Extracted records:
'''

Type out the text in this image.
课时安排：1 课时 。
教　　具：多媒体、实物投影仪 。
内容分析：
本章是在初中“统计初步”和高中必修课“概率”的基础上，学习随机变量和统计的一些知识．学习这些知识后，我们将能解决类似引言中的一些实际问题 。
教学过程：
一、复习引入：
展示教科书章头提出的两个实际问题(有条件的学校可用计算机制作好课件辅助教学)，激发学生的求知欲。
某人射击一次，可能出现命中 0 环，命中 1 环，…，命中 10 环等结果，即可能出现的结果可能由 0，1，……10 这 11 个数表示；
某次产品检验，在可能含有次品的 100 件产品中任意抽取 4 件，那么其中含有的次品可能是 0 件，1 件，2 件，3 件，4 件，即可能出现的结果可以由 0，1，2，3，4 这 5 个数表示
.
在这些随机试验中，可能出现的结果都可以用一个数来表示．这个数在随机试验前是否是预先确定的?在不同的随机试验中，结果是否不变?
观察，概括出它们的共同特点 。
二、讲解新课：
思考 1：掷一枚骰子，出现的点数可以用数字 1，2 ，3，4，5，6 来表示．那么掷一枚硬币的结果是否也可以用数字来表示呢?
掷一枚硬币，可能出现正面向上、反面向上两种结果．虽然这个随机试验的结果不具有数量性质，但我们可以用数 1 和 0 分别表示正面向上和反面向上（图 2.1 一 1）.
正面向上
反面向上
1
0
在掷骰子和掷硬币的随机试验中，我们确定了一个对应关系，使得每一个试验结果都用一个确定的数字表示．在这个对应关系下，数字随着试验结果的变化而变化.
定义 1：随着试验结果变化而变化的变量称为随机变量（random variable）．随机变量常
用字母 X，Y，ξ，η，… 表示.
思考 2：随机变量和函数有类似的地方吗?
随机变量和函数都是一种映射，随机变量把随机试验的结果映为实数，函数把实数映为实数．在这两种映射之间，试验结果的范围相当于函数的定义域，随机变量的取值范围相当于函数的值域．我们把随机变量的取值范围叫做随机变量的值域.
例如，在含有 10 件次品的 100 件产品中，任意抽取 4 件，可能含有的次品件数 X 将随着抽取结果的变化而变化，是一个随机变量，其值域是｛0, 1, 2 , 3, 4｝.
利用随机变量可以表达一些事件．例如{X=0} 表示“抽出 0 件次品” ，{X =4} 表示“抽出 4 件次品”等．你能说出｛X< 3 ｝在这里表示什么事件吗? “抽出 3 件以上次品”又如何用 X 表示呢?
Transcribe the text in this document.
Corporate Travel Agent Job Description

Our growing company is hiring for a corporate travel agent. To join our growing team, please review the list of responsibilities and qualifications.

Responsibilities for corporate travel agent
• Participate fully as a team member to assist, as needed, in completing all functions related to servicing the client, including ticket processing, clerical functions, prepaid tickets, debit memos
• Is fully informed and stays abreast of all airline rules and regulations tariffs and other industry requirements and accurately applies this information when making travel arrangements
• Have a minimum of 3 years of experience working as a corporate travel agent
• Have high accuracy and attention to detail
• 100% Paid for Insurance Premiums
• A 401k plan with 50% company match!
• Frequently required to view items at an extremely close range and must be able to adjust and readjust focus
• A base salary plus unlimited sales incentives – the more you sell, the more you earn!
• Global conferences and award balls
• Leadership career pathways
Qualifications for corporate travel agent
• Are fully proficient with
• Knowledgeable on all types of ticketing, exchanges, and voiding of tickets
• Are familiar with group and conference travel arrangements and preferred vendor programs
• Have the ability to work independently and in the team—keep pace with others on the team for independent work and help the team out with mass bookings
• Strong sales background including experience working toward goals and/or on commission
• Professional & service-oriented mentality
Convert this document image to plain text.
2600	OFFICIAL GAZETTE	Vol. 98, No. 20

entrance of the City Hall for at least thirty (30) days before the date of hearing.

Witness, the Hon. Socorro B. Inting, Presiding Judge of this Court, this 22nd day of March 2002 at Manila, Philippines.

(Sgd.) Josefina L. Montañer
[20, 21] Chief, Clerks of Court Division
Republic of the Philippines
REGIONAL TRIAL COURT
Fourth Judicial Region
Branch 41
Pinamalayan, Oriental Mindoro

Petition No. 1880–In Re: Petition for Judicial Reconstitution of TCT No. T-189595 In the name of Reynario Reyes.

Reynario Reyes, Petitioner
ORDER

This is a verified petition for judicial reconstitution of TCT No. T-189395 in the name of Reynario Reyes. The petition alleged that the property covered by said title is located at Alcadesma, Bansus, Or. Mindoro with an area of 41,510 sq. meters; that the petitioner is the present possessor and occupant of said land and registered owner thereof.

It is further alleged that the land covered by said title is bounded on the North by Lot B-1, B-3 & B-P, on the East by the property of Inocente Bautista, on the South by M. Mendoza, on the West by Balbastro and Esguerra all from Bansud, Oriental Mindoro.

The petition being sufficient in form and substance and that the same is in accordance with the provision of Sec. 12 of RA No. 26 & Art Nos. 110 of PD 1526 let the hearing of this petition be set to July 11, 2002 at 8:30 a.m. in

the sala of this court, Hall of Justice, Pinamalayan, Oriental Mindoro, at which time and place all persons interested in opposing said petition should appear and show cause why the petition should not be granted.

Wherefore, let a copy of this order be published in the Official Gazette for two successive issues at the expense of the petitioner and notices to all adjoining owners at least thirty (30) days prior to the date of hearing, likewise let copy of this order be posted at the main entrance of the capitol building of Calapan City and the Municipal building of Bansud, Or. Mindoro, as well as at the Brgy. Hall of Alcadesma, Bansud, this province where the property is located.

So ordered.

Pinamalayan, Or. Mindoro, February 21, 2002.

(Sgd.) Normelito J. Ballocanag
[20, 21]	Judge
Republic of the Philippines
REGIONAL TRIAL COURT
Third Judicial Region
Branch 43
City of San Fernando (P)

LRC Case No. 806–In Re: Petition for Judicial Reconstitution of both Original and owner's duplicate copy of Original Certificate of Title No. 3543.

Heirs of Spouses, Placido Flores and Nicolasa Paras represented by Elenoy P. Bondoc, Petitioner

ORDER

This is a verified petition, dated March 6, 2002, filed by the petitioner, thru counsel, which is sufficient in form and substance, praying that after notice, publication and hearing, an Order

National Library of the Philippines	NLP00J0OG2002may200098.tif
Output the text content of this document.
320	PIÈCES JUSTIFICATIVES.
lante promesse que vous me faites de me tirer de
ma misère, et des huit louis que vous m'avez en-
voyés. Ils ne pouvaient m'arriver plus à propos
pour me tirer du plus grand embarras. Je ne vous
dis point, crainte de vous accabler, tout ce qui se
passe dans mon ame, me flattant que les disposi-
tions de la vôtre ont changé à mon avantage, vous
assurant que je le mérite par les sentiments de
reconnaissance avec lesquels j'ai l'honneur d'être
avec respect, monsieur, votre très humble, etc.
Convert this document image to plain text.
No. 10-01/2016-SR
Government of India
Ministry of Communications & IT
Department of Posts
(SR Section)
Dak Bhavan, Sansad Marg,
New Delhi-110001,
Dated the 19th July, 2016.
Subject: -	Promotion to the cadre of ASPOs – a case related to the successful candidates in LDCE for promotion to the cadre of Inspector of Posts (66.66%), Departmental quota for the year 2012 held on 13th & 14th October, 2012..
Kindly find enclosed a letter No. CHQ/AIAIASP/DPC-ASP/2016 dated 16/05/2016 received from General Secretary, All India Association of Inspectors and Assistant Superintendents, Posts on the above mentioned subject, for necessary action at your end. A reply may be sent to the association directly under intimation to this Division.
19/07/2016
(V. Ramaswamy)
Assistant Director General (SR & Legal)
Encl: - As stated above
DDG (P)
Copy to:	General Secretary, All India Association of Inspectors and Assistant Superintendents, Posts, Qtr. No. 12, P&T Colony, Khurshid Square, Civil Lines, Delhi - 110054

'''

GIVEN TASK
Find every line that has "land" in it, then return those lines.

SOLUTION TO THIS PROBLEM
This is a verified petition for judicial reconstitution of TCT No. T-189395 in the name of Reynario Reyes. The petition alleged that the property covered by said title is located at Alcadesma, Bansus, Or. Mindoro with an area of 41,510 sq. meters; that the petitioner is the present possessor and occupant of said land and registered owner thereof.
It is further alleged that the land covered by said title is bounded on the North by Lot B-1, B-3 & B-P, on the East by the property of Inocente Bautista, on the South by M. Mendoza, on the West by Balbastro and Esguerra all from Bansud, Oriental Mindoro.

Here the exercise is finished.